(The problem)
Each record below must be returned exactly as shown.

*** Extracted records ***

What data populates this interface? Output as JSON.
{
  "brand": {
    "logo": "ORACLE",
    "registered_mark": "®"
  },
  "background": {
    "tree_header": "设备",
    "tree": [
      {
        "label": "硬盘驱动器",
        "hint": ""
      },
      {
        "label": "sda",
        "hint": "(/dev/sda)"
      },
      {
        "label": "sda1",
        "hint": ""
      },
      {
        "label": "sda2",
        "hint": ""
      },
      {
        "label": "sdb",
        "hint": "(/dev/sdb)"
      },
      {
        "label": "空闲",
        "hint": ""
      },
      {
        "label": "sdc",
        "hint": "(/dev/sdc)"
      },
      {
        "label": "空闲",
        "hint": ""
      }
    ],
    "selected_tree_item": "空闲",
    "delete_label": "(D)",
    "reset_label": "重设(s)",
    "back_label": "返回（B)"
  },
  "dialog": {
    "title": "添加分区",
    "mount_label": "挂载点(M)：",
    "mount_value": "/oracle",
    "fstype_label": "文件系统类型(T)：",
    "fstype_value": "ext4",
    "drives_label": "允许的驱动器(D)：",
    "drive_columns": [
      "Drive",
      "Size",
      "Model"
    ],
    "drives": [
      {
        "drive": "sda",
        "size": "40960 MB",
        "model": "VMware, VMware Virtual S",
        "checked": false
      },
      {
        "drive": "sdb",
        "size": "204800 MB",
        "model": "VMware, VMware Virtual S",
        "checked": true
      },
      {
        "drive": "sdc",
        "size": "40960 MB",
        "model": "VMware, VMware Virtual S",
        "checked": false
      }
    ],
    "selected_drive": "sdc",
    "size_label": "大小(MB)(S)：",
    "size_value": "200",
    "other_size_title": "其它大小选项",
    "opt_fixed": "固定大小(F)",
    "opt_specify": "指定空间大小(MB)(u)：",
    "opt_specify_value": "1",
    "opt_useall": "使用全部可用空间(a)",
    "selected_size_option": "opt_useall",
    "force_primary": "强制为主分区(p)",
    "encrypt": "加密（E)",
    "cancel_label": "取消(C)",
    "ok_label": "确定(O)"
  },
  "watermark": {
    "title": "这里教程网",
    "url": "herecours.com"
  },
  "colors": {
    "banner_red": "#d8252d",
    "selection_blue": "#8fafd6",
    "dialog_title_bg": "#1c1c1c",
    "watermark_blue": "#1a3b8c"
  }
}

***

(Final answer)
What data populates this interface? Output as JSON.
{
  "brand": {
    "logo": "ORACLE",
    "registered_mark": "®"
  },
  "background": {
    "tree_header": "设备",
    "tree": [
      {
        "label": "硬盘驱动器",
        "hint": ""
      },
      {
        "label": "sda",
        "hint": "(/dev/sda)"
      },
      {
        "label": "sda1",
        "hint": ""
      },
      {
        "label": "sda2",
        "hint": ""
      },
      {
        "label": "sdb",
        "hint": "(/dev/sdb)"
      },
      {
        "label": "空闲",
        "hint": ""
      },
      {
        "label": "sdc",
        "hint": "(/dev/sdc)"
      },
      {
        "label": "空闲",
        "hint": ""
      }
    ],
    "selected_tree_item": "空闲",
    "delete_label": "(D)",
    "reset_label": "重设(s)",
    "back_label": "返回（B)"
  },
  "dialog": {
    "title": "添加分区",
    "mount_label": "挂载点(M)：",
    "mount_value": "/oracle",
    "fstype_label": "文件系统类型(T)：",
    "fstype_value": "ext4",
    "drives_label": "允许的驱动器(D)：",
    "drive_columns": [
      "Drive",
      "Size",
      "Model"
    ],
    "drives": [
      {
        "drive": "sda",
        "size": "40960 MB",
        "model": "VMware, VMware Virtual S",
        "checked": false
      },
      {
        "drive": "sdb",
        "size": "204800 MB",
        "model": "VMware, VMware Virtual S",
        "checked": true
      },
      {
        "drive": "sdc",
        "size": "40960 MB",
        "model": "VMware, VMware Virtual S",
        "checked": false
      }
    ],
    "selected_drive": "sdc",
    "size_label": "大小(MB)(S)：",
    "size_value": "200",
    "other_size_title": "其它大小选项",
    "opt_fixed": "固定大小(F)",
    "opt_specify": "指定空间大小(MB)(u)：",
    "opt_specify_value": "1",
    "opt_useall": "使用全部可用空间(a)",
    "selected_size_option": "opt_useall",
    "force_primary": "强制为主分区(p)",
    "encrypt": "加密（E)",
    "cancel_label": "取消(C)",
    "ok_label": "确定(O)"
  },
  "watermark": {
    "title": "这里教程网",
    "url": "herecours.com"
  },
  "colors": {
    "banner_red": "#d8252d",
    "selection_blue": "#8fafd6",
    "dialog_title_bg": "#1c1c1c",
    "watermark_blue": "#1a3b8c"
  }
}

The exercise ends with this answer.